What you will do
Please print each entry below exactly as it reads.

= = = = =

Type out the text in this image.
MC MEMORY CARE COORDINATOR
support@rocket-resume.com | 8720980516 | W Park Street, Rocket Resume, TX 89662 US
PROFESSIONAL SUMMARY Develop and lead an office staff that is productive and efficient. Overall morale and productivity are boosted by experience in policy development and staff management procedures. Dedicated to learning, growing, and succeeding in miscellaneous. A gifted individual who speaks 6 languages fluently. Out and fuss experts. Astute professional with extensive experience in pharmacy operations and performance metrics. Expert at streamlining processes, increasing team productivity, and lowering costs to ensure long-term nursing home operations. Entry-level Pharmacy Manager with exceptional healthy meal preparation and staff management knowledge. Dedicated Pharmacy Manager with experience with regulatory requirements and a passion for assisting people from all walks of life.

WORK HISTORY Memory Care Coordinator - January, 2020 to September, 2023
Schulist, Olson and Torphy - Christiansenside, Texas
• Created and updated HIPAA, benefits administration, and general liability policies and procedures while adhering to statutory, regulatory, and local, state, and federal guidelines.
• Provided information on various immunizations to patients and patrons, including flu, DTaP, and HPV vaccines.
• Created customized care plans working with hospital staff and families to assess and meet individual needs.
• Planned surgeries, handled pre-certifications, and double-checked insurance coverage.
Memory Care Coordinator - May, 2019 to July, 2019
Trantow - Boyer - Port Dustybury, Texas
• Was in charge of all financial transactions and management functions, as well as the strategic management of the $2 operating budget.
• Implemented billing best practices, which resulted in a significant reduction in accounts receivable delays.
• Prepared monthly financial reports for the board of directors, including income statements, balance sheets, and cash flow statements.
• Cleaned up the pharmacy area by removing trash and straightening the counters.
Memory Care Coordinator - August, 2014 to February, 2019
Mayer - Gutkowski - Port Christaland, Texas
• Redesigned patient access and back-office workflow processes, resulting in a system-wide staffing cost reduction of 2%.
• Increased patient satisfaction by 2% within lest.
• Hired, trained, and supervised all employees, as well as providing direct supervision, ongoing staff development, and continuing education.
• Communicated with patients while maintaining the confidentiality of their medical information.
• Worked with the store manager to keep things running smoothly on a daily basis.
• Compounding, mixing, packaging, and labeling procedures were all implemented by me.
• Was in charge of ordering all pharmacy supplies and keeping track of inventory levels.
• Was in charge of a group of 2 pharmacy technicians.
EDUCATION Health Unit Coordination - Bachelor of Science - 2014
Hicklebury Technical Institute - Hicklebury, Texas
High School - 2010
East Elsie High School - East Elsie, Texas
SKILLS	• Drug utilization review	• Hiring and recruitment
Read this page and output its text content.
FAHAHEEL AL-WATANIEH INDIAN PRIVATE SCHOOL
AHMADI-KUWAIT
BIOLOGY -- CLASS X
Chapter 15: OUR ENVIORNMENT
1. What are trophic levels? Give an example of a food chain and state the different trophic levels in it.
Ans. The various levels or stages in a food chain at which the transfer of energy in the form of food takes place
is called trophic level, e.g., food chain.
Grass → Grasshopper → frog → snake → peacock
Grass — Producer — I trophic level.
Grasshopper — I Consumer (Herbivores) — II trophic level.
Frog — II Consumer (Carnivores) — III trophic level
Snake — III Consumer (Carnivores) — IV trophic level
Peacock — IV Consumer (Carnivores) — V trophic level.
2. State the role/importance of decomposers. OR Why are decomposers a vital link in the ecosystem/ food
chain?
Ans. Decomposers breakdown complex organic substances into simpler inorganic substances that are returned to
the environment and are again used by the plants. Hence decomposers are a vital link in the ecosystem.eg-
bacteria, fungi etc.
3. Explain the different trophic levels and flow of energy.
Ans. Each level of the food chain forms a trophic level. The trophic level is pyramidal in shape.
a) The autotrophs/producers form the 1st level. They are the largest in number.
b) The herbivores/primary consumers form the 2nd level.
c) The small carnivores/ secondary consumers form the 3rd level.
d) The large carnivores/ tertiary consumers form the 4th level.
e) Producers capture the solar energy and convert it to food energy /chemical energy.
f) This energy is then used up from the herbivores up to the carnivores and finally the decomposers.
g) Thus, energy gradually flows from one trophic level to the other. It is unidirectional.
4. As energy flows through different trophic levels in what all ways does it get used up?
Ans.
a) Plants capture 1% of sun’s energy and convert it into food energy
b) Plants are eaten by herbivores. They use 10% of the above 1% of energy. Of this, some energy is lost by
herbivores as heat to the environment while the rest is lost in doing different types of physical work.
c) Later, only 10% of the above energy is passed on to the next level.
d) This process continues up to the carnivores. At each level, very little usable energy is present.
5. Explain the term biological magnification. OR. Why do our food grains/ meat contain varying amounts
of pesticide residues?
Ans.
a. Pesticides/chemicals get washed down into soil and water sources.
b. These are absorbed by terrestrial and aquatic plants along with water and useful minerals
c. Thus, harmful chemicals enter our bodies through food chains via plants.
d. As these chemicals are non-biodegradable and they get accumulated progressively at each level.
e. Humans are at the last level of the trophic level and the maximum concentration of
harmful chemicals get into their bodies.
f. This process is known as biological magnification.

= = = = =

Exercise output
Type out the text in this image.
MC MEMORY CARE COORDINATOR
support@rocket-resume.com | 8720980516 | W Park Street, Rocket Resume, TX 89662 US
PROFESSIONAL SUMMARY Develop and lead an office staff that is productive and efficient. Overall morale and productivity are boosted by experience in policy development and staff management procedures. Dedicated to learning, growing, and succeeding in miscellaneous. A gifted individual who speaks 6 languages fluently. Out and fuss experts. Astute professional with extensive experience in pharmacy operations and performance metrics. Expert at streamlining processes, increasing team productivity, and lowering costs to ensure long-term nursing home operations. Entry-level Pharmacy Manager with exceptional healthy meal preparation and staff management knowledge. Dedicated Pharmacy Manager with experience with regulatory requirements and a passion for assisting people from all walks of life.

WORK HISTORY Memory Care Coordinator - January, 2020 to September, 2023
Schulist, Olson and Torphy - Christiansenside, Texas
• Created and updated HIPAA, benefits administration, and general liability policies and procedures while adhering to statutory, regulatory, and local, state, and federal guidelines.
• Provided information on various immunizations to patients and patrons, including flu, DTaP, and HPV vaccines.
• Created customized care plans working with hospital staff and families to assess and meet individual needs.
• Planned surgeries, handled pre-certifications, and double-checked insurance coverage.
Memory Care Coordinator - May, 2019 to July, 2019
Trantow - Boyer - Port Dustybury, Texas
• Was in charge of all financial transactions and management functions, as well as the strategic management of the $2 operating budget.
• Implemented billing best practices, which resulted in a significant reduction in accounts receivable delays.
• Prepared monthly financial reports for the board of directors, including income statements, balance sheets, and cash flow statements.
• Cleaned up the pharmacy area by removing trash and straightening the counters.
Memory Care Coordinator - August, 2014 to February, 2019
Mayer - Gutkowski - Port Christaland, Texas
• Redesigned patient access and back-office workflow processes, resulting in a system-wide staffing cost reduction of 2%.
• Increased patient satisfaction by 2% within lest.
• Hired, trained, and supervised all employees, as well as providing direct supervision, ongoing staff development, and continuing education.
• Communicated with patients while maintaining the confidentiality of their medical information.
• Worked with the store manager to keep things running smoothly on a daily basis.
• Compounding, mixing, packaging, and labeling procedures were all implemented by me.
• Was in charge of ordering all pharmacy supplies and keeping track of inventory levels.
• Was in charge of a group of 2 pharmacy technicians.
EDUCATION Health Unit Coordination - Bachelor of Science - 2014
Hicklebury Technical Institute - Hicklebury, Texas
High School - 2010
East Elsie High School - East Elsie, Texas
SKILLS	• Drug utilization review	• Hiring and recruitment
Read this page and output its text content.
FAHAHEEL AL-WATANIEH INDIAN PRIVATE SCHOOL
AHMADI-KUWAIT
BIOLOGY -- CLASS X
Chapter 15: OUR ENVIORNMENT
1. What are trophic levels? Give an example of a food chain and state the different trophic levels in it.
Ans. The various levels or stages in a food chain at which the transfer of energy in the form of food takes place
is called trophic level, e.g., food chain.
Grass → Grasshopper → frog → snake → peacock
Grass — Producer — I trophic level.
Grasshopper — I Consumer (Herbivores) — II trophic level.
Frog — II Consumer (Carnivores) — III trophic level
Snake — III Consumer (Carnivores) — IV trophic level
Peacock — IV Consumer (Carnivores) — V trophic level.
2. State the role/importance of decomposers. OR Why are decomposers a vital link in the ecosystem/ food
chain?
Ans. Decomposers breakdown complex organic substances into simpler inorganic substances that are returned to
the environment and are again used by the plants. Hence decomposers are a vital link in the ecosystem.eg-
bacteria, fungi etc.
3. Explain the different trophic levels and flow of energy.
Ans. Each level of the food chain forms a trophic level. The trophic level is pyramidal in shape.
a) The autotrophs/producers form the 1st level. They are the largest in number.
b) The herbivores/primary consumers form the 2nd level.
c) The small carnivores/ secondary consumers form the 3rd level.
d) The large carnivores/ tertiary consumers form the 4th level.
e) Producers capture the solar energy and convert it to food energy /chemical energy.
f) This energy is then used up from the herbivores up to the carnivores and finally the decomposers.
g) Thus, energy gradually flows from one trophic level to the other. It is unidirectional.
4. As energy flows through different trophic levels in what all ways does it get used up?
Ans.
a) Plants capture 1% of sun’s energy and convert it into food energy
b) Plants are eaten by herbivores. They use 10% of the above 1% of energy. Of this, some energy is lost by
herbivores as heat to the environment while the rest is lost in doing different types of physical work.
c) Later, only 10% of the above energy is passed on to the next level.
d) This process continues up to the carnivores. At each level, very little usable energy is present.
5. Explain the term biological magnification. OR. Why do our food grains/ meat contain varying amounts
of pesticide residues?
Ans.
a. Pesticides/chemicals get washed down into soil and water sources.
b. These are absorbed by terrestrial and aquatic plants along with water and useful minerals
c. Thus, harmful chemicals enter our bodies through food chains via plants.
d. As these chemicals are non-biodegradable and they get accumulated progressively at each level.
e. Humans are at the last level of the trophic level and the maximum concentration of
harmful chemicals get into their bodies.
f. This process is known as biological magnification.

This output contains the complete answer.